Identify every line containing the word "type" and reproduce each one.

[Data supplied start]

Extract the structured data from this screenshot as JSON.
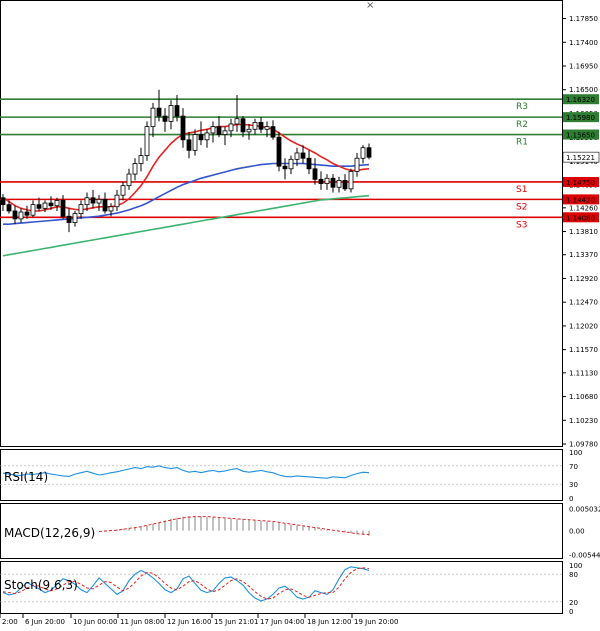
{
  "window_close": "×",
  "chart_data": [
    {
      "type": "candlestick",
      "panel": "price",
      "y_ticks": [
        "1.17850",
        "1.17400",
        "1.16950",
        "1.16500",
        "1.16050",
        "1.15590",
        "1.15140",
        "1.14690",
        "1.14260",
        "1.13810",
        "1.13370",
        "1.12920",
        "1.12470",
        "1.12020",
        "1.11570",
        "1.11130",
        "1.10680",
        "1.10230",
        "1.09780"
      ],
      "ylim": [
        1.0978,
        1.1805
      ],
      "current_price": "1.15221",
      "levels": [
        {
          "name": "R3",
          "tag": "1.16320",
          "value": 1.1632,
          "color": "#2e7d32"
        },
        {
          "name": "R2",
          "tag": "1.15980",
          "value": 1.1598,
          "color": "#2e7d32"
        },
        {
          "name": "R1",
          "tag": "1.15650",
          "value": 1.1565,
          "color": "#2e7d32"
        },
        {
          "name": "S1",
          "tag": "1.14750",
          "value": 1.1475,
          "color": "#dd0000"
        },
        {
          "name": "S2",
          "tag": "1.14420",
          "value": 1.1442,
          "color": "#dd0000"
        },
        {
          "name": "S3",
          "tag": "1.14080",
          "value": 1.1408,
          "color": "#dd0000"
        }
      ],
      "candles": [
        [
          1.1445,
          1.1452,
          1.142,
          1.1432
        ],
        [
          1.1432,
          1.144,
          1.1415,
          1.142
        ],
        [
          1.142,
          1.143,
          1.1395,
          1.1405
        ],
        [
          1.1405,
          1.1425,
          1.1398,
          1.1418
        ],
        [
          1.1418,
          1.143,
          1.1405,
          1.1412
        ],
        [
          1.1412,
          1.144,
          1.1408,
          1.1432
        ],
        [
          1.1432,
          1.1445,
          1.142,
          1.1425
        ],
        [
          1.1425,
          1.144,
          1.1418,
          1.1435
        ],
        [
          1.1435,
          1.1448,
          1.1422,
          1.143
        ],
        [
          1.143,
          1.1445,
          1.142,
          1.144
        ],
        [
          1.144,
          1.145,
          1.1405,
          1.141
        ],
        [
          1.141,
          1.1425,
          1.138,
          1.1398
        ],
        [
          1.1398,
          1.142,
          1.139,
          1.1415
        ],
        [
          1.1415,
          1.144,
          1.1405,
          1.1432
        ],
        [
          1.1432,
          1.1455,
          1.142,
          1.1445
        ],
        [
          1.1445,
          1.146,
          1.1425,
          1.1435
        ],
        [
          1.1435,
          1.145,
          1.142,
          1.1442
        ],
        [
          1.1442,
          1.1455,
          1.1415,
          1.142
        ],
        [
          1.142,
          1.1435,
          1.141,
          1.1428
        ],
        [
          1.1428,
          1.146,
          1.142,
          1.145
        ],
        [
          1.145,
          1.1475,
          1.144,
          1.1468
        ],
        [
          1.1468,
          1.15,
          1.146,
          1.149
        ],
        [
          1.149,
          1.152,
          1.1478,
          1.151
        ],
        [
          1.151,
          1.154,
          1.1495,
          1.1525
        ],
        [
          1.1525,
          1.159,
          1.1515,
          1.158
        ],
        [
          1.158,
          1.1625,
          1.156,
          1.1615
        ],
        [
          1.1615,
          1.165,
          1.159,
          1.16
        ],
        [
          1.16,
          1.1615,
          1.157,
          1.159
        ],
        [
          1.159,
          1.163,
          1.1575,
          1.162
        ],
        [
          1.162,
          1.164,
          1.159,
          1.16
        ],
        [
          1.16,
          1.1615,
          1.154,
          1.1555
        ],
        [
          1.1555,
          1.157,
          1.152,
          1.1535
        ],
        [
          1.1535,
          1.1575,
          1.1525,
          1.1565
        ],
        [
          1.1565,
          1.159,
          1.1545,
          1.1555
        ],
        [
          1.1555,
          1.1575,
          1.154,
          1.1568
        ],
        [
          1.1568,
          1.159,
          1.155,
          1.158
        ],
        [
          1.158,
          1.16,
          1.156,
          1.1565
        ],
        [
          1.1565,
          1.158,
          1.1545,
          1.1572
        ],
        [
          1.1572,
          1.1595,
          1.156,
          1.1585
        ],
        [
          1.1585,
          1.164,
          1.157,
          1.1595
        ],
        [
          1.1595,
          1.16,
          1.156,
          1.157
        ],
        [
          1.157,
          1.1585,
          1.1555,
          1.1575
        ],
        [
          1.1575,
          1.1595,
          1.1565,
          1.1588
        ],
        [
          1.1588,
          1.1598,
          1.1568,
          1.1575
        ],
        [
          1.1575,
          1.159,
          1.156,
          1.158
        ],
        [
          1.158,
          1.1592,
          1.1555,
          1.156
        ],
        [
          1.156,
          1.157,
          1.1495,
          1.1505
        ],
        [
          1.1505,
          1.152,
          1.148,
          1.15
        ],
        [
          1.15,
          1.1525,
          1.149,
          1.1518
        ],
        [
          1.1518,
          1.154,
          1.1505,
          1.153
        ],
        [
          1.153,
          1.1545,
          1.151,
          1.152
        ],
        [
          1.152,
          1.1535,
          1.149,
          1.15
        ],
        [
          1.15,
          1.152,
          1.147,
          1.148
        ],
        [
          1.148,
          1.1495,
          1.146,
          1.1472
        ],
        [
          1.1472,
          1.149,
          1.146,
          1.1482
        ],
        [
          1.1482,
          1.149,
          1.1455,
          1.1465
        ],
        [
          1.1465,
          1.1485,
          1.1455,
          1.1478
        ],
        [
          1.1478,
          1.149,
          1.1458,
          1.1462
        ],
        [
          1.1462,
          1.15,
          1.1455,
          1.1495
        ],
        [
          1.1495,
          1.153,
          1.1485,
          1.152
        ],
        [
          1.152,
          1.1545,
          1.151,
          1.154
        ],
        [
          1.154,
          1.1548,
          1.1518,
          1.1522
        ]
      ],
      "sma_fast": [
        1.1445,
        1.1438,
        1.143,
        1.1425,
        1.1422,
        1.142,
        1.142,
        1.1422,
        1.1425,
        1.1428,
        1.1428,
        1.1425,
        1.1423,
        1.1422,
        1.1424,
        1.1426,
        1.1428,
        1.1428,
        1.1428,
        1.143,
        1.1435,
        1.1443,
        1.1455,
        1.1468,
        1.1485,
        1.1505,
        1.1522,
        1.1535,
        1.1548,
        1.1558,
        1.1565,
        1.1568,
        1.157,
        1.1573,
        1.1575,
        1.1578,
        1.158,
        1.158,
        1.1582,
        1.1584,
        1.1584,
        1.1583,
        1.1582,
        1.158,
        1.1578,
        1.1575,
        1.1568,
        1.156,
        1.1553,
        1.1547,
        1.1542,
        1.1536,
        1.153,
        1.1523,
        1.1517,
        1.151,
        1.1505,
        1.15,
        1.1497,
        1.1497,
        1.1499,
        1.15
      ],
      "sma_mid": [
        1.1395,
        1.1395,
        1.1396,
        1.1397,
        1.1398,
        1.1399,
        1.14,
        1.1401,
        1.1402,
        1.1403,
        1.1404,
        1.1405,
        1.1406,
        1.1407,
        1.1408,
        1.1409,
        1.141,
        1.1412,
        1.1414,
        1.1416,
        1.1419,
        1.1422,
        1.1426,
        1.143,
        1.1435,
        1.1441,
        1.1447,
        1.1453,
        1.1459,
        1.1465,
        1.147,
        1.1474,
        1.1478,
        1.1482,
        1.1485,
        1.1488,
        1.1491,
        1.1494,
        1.1497,
        1.15,
        1.1502,
        1.1504,
        1.1506,
        1.1508,
        1.1509,
        1.151,
        1.151,
        1.151,
        1.151,
        1.151,
        1.151,
        1.1509,
        1.1508,
        1.1507,
        1.1506,
        1.1505,
        1.1505,
        1.1505,
        1.1505,
        1.1506,
        1.1507,
        1.1508
      ],
      "sma_slow": [
        1.1335,
        1.1337,
        1.1339,
        1.1341,
        1.1343,
        1.1345,
        1.1347,
        1.1349,
        1.1351,
        1.1353,
        1.1355,
        1.1357,
        1.1359,
        1.1361,
        1.1363,
        1.1365,
        1.1367,
        1.1369,
        1.1371,
        1.1373,
        1.1375,
        1.1377,
        1.1379,
        1.1381,
        1.1383,
        1.1385,
        1.1387,
        1.1389,
        1.1391,
        1.1393,
        1.1395,
        1.1397,
        1.1399,
        1.1401,
        1.1403,
        1.1405,
        1.1407,
        1.1409,
        1.1411,
        1.1413,
        1.1415,
        1.1417,
        1.1419,
        1.1421,
        1.1423,
        1.1425,
        1.1427,
        1.1429,
        1.1431,
        1.1433,
        1.1435,
        1.1437,
        1.1439,
        1.1441,
        1.1442,
        1.1443,
        1.1444,
        1.1445,
        1.1446,
        1.1447,
        1.1448,
        1.1449
      ]
    },
    {
      "type": "line",
      "panel": "rsi",
      "label": "RSI(14)",
      "y_ticks": [
        "100",
        "70",
        "30",
        "0"
      ],
      "ylim": [
        0,
        100
      ],
      "values": [
        54,
        52,
        50,
        49,
        52,
        51,
        53,
        55,
        52,
        50,
        48,
        47,
        52,
        55,
        58,
        54,
        50,
        52,
        55,
        57,
        60,
        63,
        66,
        64,
        68,
        67,
        70,
        66,
        64,
        66,
        60,
        56,
        58,
        55,
        58,
        60,
        57,
        59,
        62,
        64,
        58,
        56,
        58,
        60,
        57,
        55,
        50,
        47,
        46,
        48,
        47,
        46,
        45,
        44,
        43,
        46,
        45,
        44,
        49,
        53,
        56,
        55
      ]
    },
    {
      "type": "bar",
      "panel": "macd",
      "label": "MACD(12,26,9)",
      "y_ticks": [
        "0.005032",
        "0.00",
        "-0.005441"
      ],
      "ylim": [
        -0.0058,
        0.0054
      ],
      "values": [
        0.0,
        0.0001,
        0.0002,
        0.0003,
        0.0004,
        0.0005,
        0.0007,
        0.0009,
        0.0012,
        0.0015,
        0.0019,
        0.0023,
        0.0027,
        0.003,
        0.0032,
        0.0033,
        0.0033,
        0.0032,
        0.0031,
        0.003,
        0.0029,
        0.0028,
        0.0027,
        0.0026,
        0.0025,
        0.0024,
        0.0023,
        0.0022,
        0.0021,
        0.002,
        0.0018,
        0.0016,
        0.0014,
        0.0012,
        0.001,
        0.0008,
        0.0006,
        0.0004,
        0.0002,
        0.0,
        -0.0002,
        -0.0004,
        -0.0006,
        -0.0008,
        -0.001,
        -0.0012
      ],
      "signal": [
        -0.0002,
        -0.0001,
        0.0,
        0.0001,
        0.0003,
        0.0005,
        0.0007,
        0.0009,
        0.0012,
        0.0015,
        0.0018,
        0.0021,
        0.0024,
        0.0027,
        0.0029,
        0.0031,
        0.0032,
        0.0032,
        0.0032,
        0.0031,
        0.003,
        0.0029,
        0.0028,
        0.0027,
        0.0026,
        0.0025,
        0.0024,
        0.0023,
        0.0022,
        0.0021,
        0.0019,
        0.0017,
        0.0015,
        0.0013,
        0.0011,
        0.0009,
        0.0007,
        0.0005,
        0.0003,
        0.0001,
        -0.0001,
        -0.0003,
        -0.0005,
        -0.0007,
        -0.0008,
        -0.0009
      ]
    },
    {
      "type": "line",
      "panel": "stoch",
      "label": "Stoch(9,6,3)",
      "y_ticks": [
        "100",
        "80",
        "20",
        "0"
      ],
      "ylim": [
        0,
        100
      ],
      "k": [
        40,
        35,
        38,
        50,
        62,
        55,
        48,
        40,
        45,
        58,
        70,
        66,
        58,
        46,
        40,
        55,
        72,
        60,
        48,
        36,
        44,
        66,
        80,
        88,
        82,
        72,
        60,
        46,
        40,
        48,
        70,
        76,
        60,
        45,
        40,
        44,
        60,
        72,
        74,
        66,
        56,
        40,
        28,
        22,
        26,
        36,
        50,
        54,
        44,
        30,
        26,
        30,
        44,
        40,
        36,
        46,
        70,
        90,
        96,
        94,
        92,
        88
      ],
      "d": [
        42,
        40,
        38,
        42,
        50,
        56,
        54,
        48,
        44,
        48,
        56,
        64,
        64,
        58,
        50,
        48,
        56,
        64,
        62,
        52,
        44,
        50,
        62,
        76,
        84,
        82,
        72,
        60,
        50,
        46,
        54,
        64,
        66,
        58,
        48,
        42,
        46,
        56,
        66,
        70,
        64,
        54,
        42,
        32,
        26,
        28,
        38,
        46,
        48,
        42,
        34,
        30,
        34,
        38,
        40,
        40,
        52,
        70,
        84,
        92,
        94,
        92
      ]
    },
    {
      "type": "time_axis",
      "labels": [
        "2:00",
        "6 Jun 20:00",
        "10 Jun 00:00",
        "11 Jun 08:00",
        "12 Jun 16:00",
        "15 Jun 21:01",
        "17 Jun 04:00",
        "18 Jun 12:00",
        "19 Jun 20:00"
      ]
    }
  ]
}
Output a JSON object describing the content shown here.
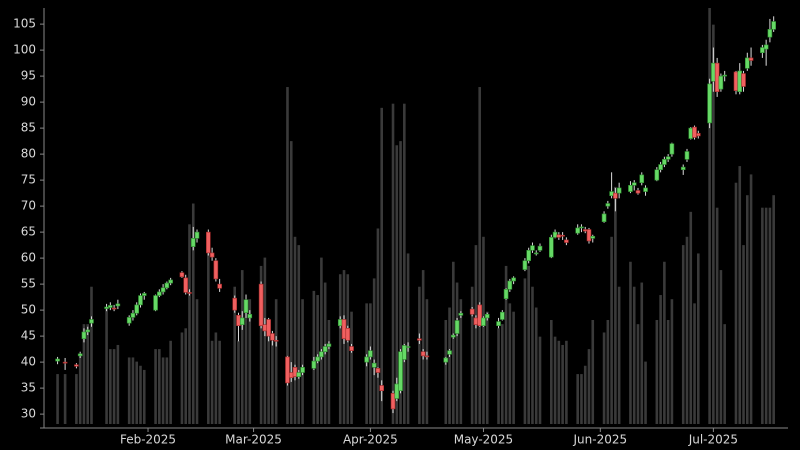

[Data supplied end]

Response to the task »
      "type": "candlestick",
      "type": "line",
      "type": "bar",
      "type": "line",
      "type": "time_axis",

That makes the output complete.